== Short task ==
Below is a listing to transcribe in full and exactly; keep the pictures out.

## start

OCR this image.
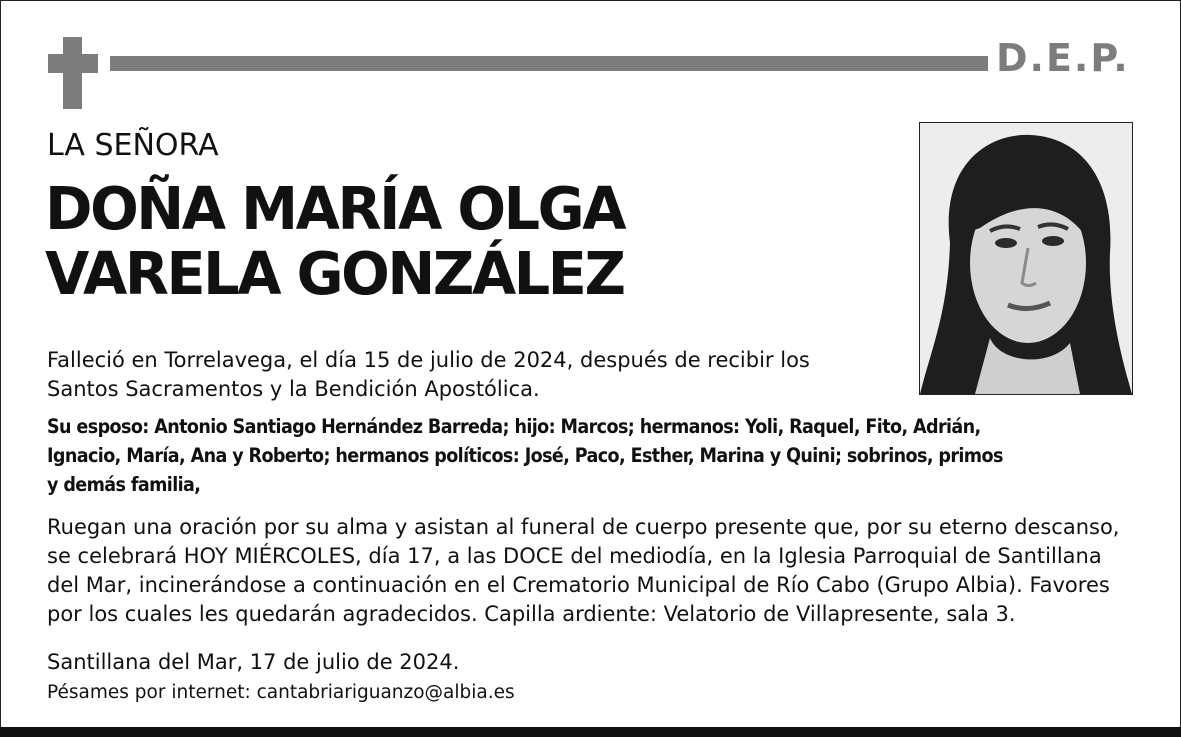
D.E.P.
LA SEÑORA
DOÑA MARÍA OLGA
VARELA GONZÁLEZ
Falleció en Torrelavega, el día 15 de julio de 2024, después de recibir los
Santos Sacramentos y la Bendición Apostólica.
Su esposo: Antonio Santiago Hernández Barreda; hijo: Marcos; hermanos: Yoli, Raquel, Fito, Adrián,
Ignacio, María, Ana y Roberto; hermanos políticos: José, Paco, Esther, Marina y Quini; sobrinos, primos
y demás familia,
Ruegan una oración por su alma y asistan al funeral de cuerpo presente que, por su eterno descanso,
se celebrará HOY MIÉRCOLES, día 17, a las DOCE del mediodía, en la Iglesia Parroquial de Santillana
del Mar, incinerándose a continuación en el Crematorio Municipal de Río Cabo (Grupo Albia). Favores
por los cuales les quedarán agradecidos. Capilla ardiente: Velatorio de Villapresente, sala 3.
Santillana del Mar, 17 de julio de 2024.
Pésames por internet: cantabriariguanzo@albia.es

## end

== Output ==
OCR this image.
D.E.P.
LA SEÑORA
DOÑA MARÍA OLGA
VARELA GONZÁLEZ
Falleció en Torrelavega, el día 15 de julio de 2024, después de recibir los
Santos Sacramentos y la Bendición Apostólica.
Su esposo: Antonio Santiago Hernández Barreda; hijo: Marcos; hermanos: Yoli, Raquel, Fito, Adrián,
Ignacio, María, Ana y Roberto; hermanos políticos: José, Paco, Esther, Marina y Quini; sobrinos, primos
y demás familia,
Ruegan una oración por su alma y asistan al funeral de cuerpo presente que, por su eterno descanso,
se celebrará HOY MIÉRCOLES, día 17, a las DOCE del mediodía, en la Iglesia Parroquial de Santillana
del Mar, incinerándose a continuación en el Crematorio Municipal de Río Cabo (Grupo Albia). Favores
por los cuales les quedarán agradecidos. Capilla ardiente: Velatorio de Villapresente, sala 3.
Santillana del Mar, 17 de julio de 2024.
Pésames por internet: cantabriariguanzo@albia.es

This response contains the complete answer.